== DATA UNDER STUDY ==
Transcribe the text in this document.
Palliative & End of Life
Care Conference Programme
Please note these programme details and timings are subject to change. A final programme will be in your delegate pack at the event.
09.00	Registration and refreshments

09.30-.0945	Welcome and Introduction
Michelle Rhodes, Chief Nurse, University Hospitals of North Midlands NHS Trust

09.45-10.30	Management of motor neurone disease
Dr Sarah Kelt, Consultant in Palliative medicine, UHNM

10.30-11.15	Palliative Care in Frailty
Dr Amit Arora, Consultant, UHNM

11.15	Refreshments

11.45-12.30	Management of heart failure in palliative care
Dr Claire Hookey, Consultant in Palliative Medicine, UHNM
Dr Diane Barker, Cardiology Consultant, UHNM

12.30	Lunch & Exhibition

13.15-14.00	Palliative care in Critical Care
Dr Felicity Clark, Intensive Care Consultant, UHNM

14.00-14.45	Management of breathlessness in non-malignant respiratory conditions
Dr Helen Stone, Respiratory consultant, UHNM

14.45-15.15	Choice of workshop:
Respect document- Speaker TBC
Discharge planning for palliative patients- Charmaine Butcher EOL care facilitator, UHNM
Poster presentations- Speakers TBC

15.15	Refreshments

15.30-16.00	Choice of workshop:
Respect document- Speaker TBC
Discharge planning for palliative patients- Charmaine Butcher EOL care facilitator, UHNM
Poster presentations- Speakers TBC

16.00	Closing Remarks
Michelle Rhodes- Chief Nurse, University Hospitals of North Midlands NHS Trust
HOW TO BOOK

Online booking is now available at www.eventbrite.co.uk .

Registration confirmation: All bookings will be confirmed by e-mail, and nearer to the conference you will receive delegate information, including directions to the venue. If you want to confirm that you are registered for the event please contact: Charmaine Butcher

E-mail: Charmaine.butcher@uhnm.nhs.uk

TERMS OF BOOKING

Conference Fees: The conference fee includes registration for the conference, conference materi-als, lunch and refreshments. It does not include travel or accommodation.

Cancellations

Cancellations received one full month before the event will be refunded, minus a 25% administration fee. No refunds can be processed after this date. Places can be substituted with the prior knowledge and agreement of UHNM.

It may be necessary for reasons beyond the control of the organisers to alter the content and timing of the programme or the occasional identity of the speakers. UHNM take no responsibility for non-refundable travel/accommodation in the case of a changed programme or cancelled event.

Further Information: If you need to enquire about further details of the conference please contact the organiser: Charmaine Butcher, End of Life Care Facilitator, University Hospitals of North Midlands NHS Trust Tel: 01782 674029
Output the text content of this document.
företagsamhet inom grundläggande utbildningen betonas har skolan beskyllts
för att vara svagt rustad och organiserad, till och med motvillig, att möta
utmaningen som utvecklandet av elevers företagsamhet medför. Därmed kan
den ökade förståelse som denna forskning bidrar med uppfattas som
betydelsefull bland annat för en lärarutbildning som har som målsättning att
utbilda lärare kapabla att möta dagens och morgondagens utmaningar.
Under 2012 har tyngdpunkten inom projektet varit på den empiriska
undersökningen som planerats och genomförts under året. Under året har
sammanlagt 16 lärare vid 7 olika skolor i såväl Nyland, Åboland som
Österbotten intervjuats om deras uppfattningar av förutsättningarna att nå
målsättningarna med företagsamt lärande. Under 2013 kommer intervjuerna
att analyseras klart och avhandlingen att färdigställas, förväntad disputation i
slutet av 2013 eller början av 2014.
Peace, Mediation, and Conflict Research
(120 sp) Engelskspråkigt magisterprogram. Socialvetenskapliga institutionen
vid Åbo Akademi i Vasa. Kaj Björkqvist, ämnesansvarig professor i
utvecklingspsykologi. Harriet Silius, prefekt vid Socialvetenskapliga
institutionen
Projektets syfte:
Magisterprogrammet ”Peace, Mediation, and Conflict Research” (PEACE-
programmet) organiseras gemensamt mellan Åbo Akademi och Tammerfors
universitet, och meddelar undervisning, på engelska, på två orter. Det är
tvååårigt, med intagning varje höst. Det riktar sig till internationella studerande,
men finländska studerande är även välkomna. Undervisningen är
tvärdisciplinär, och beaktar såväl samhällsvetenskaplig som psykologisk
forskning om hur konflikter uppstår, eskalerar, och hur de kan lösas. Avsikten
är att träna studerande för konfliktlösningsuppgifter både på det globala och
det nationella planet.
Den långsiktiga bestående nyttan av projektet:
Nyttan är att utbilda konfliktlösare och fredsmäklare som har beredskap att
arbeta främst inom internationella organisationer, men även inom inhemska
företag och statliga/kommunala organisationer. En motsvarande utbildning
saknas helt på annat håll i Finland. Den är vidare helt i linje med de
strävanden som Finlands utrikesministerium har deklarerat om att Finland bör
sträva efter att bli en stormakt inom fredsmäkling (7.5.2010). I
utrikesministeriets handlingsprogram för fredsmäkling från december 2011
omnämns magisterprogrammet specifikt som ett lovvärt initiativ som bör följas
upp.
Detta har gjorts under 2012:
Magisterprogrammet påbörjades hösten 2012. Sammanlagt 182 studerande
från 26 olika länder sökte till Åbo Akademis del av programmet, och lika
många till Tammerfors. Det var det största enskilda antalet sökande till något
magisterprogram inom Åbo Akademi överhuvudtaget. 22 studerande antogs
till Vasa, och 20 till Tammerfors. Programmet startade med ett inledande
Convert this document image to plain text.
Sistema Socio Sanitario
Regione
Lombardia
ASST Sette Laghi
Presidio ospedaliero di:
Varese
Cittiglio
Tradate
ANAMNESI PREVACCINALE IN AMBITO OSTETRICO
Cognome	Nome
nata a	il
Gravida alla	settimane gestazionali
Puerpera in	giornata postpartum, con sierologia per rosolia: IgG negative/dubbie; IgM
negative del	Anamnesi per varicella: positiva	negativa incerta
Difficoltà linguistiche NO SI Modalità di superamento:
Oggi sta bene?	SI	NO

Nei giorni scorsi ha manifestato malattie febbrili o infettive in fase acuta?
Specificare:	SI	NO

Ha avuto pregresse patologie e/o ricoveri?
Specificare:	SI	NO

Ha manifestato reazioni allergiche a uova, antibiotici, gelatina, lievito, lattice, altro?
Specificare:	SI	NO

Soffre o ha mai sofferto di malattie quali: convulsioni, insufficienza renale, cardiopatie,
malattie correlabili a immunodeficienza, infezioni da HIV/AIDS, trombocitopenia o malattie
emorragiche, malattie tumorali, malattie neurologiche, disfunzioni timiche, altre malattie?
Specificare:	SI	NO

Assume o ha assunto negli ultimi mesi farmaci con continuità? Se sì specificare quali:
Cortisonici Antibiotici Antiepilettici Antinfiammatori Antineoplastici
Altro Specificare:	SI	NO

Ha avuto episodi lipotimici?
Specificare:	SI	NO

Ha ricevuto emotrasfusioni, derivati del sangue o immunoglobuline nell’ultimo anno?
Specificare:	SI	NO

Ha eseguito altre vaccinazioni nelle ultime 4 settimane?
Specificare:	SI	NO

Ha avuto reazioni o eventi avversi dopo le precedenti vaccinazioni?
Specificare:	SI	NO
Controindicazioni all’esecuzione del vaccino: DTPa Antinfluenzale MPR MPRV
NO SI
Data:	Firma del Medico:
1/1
===
Match on "företagsamhet" and report each line of the data above that has it.

företagsamhet inom grundläggande utbildningen betonas har skolan beskyllts
utmaningen som utvecklandet av elevers företagsamhet medför. Därmed kan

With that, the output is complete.